[start of INFORMATION SHOWN]
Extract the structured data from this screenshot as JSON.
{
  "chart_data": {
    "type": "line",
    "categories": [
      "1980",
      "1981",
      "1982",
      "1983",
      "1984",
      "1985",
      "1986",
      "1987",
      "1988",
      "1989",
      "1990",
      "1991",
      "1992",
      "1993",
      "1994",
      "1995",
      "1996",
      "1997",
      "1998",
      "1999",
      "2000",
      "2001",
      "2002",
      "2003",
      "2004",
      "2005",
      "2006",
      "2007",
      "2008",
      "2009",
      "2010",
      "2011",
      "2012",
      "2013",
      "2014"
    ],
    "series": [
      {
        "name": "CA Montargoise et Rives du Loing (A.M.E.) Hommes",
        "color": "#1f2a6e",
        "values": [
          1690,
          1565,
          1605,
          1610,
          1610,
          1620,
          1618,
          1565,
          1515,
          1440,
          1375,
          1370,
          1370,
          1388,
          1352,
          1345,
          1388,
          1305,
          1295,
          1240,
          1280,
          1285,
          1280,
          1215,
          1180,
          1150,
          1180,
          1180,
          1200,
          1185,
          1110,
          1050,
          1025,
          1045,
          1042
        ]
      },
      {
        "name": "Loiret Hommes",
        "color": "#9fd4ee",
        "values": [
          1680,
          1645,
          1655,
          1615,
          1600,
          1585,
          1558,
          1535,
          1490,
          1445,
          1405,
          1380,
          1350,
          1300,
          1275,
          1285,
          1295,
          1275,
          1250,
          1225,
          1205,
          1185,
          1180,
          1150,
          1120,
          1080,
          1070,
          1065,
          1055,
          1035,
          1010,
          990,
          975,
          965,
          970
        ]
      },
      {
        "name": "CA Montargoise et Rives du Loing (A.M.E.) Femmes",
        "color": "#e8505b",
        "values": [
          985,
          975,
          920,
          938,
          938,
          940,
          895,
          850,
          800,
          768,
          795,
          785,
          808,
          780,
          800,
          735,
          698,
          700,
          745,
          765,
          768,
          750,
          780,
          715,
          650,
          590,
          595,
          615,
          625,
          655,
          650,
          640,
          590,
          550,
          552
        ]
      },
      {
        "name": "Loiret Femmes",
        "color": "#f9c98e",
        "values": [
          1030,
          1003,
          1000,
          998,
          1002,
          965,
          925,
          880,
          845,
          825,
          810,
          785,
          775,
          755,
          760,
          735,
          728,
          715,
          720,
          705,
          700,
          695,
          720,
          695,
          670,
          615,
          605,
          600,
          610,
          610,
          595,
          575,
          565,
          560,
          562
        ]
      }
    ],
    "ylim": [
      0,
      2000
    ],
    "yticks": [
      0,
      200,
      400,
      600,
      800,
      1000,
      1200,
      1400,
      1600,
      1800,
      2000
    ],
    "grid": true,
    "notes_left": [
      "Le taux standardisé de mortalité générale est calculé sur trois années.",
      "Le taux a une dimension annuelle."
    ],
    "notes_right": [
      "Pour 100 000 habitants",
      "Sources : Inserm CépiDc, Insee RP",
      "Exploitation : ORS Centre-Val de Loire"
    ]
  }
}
[end of INFORMATION SHOWN]
PROBLEM REQUIREMENTS
Pick out every line holding the string "color" and return it.

IN RESPONSE
        "color": "#1f2a6e",
        "color": "#9fd4ee",
        "color": "#e8505b",
        "color": "#f9c98e",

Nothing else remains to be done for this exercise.